SET PROBLEM
Copy out all the entries word for word.

MATERIAL SUPPLIED

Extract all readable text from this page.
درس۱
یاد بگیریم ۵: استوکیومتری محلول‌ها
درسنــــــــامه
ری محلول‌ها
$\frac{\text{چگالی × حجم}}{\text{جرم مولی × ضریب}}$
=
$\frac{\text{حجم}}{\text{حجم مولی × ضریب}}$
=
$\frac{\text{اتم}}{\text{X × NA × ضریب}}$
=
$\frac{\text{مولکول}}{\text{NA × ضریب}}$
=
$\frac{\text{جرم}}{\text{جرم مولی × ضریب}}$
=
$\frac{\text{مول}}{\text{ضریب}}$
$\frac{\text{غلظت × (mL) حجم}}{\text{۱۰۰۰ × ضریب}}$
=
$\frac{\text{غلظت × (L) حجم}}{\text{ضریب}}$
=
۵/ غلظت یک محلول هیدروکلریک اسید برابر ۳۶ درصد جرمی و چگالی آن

TASK RESPONSE
Extract all readable text from this page.
درس۱
یاد بگیریم ۵: استوکیومتری محلول‌ها
درسنــــــــامه
ری محلول‌ها
$\frac{\text{چگالی × حجم}}{\text{جرم مولی × ضریب}}$
=
$\frac{\text{حجم}}{\text{حجم مولی × ضریب}}$
=
$\frac{\text{اتم}}{\text{X × NA × ضریب}}$
=
$\frac{\text{مولکول}}{\text{NA × ضریب}}$
=
$\frac{\text{جرم}}{\text{جرم مولی × ضریب}}$
=
$\frac{\text{مول}}{\text{ضریب}}$
$\frac{\text{غلظت × (mL) حجم}}{\text{۱۰۰۰ × ضریب}}$
=
$\frac{\text{غلظت × (L) حجم}}{\text{ضریب}}$
=
۵/ غلظت یک محلول هیدروکلریک اسید برابر ۳۶ درصد جرمی و چگالی آن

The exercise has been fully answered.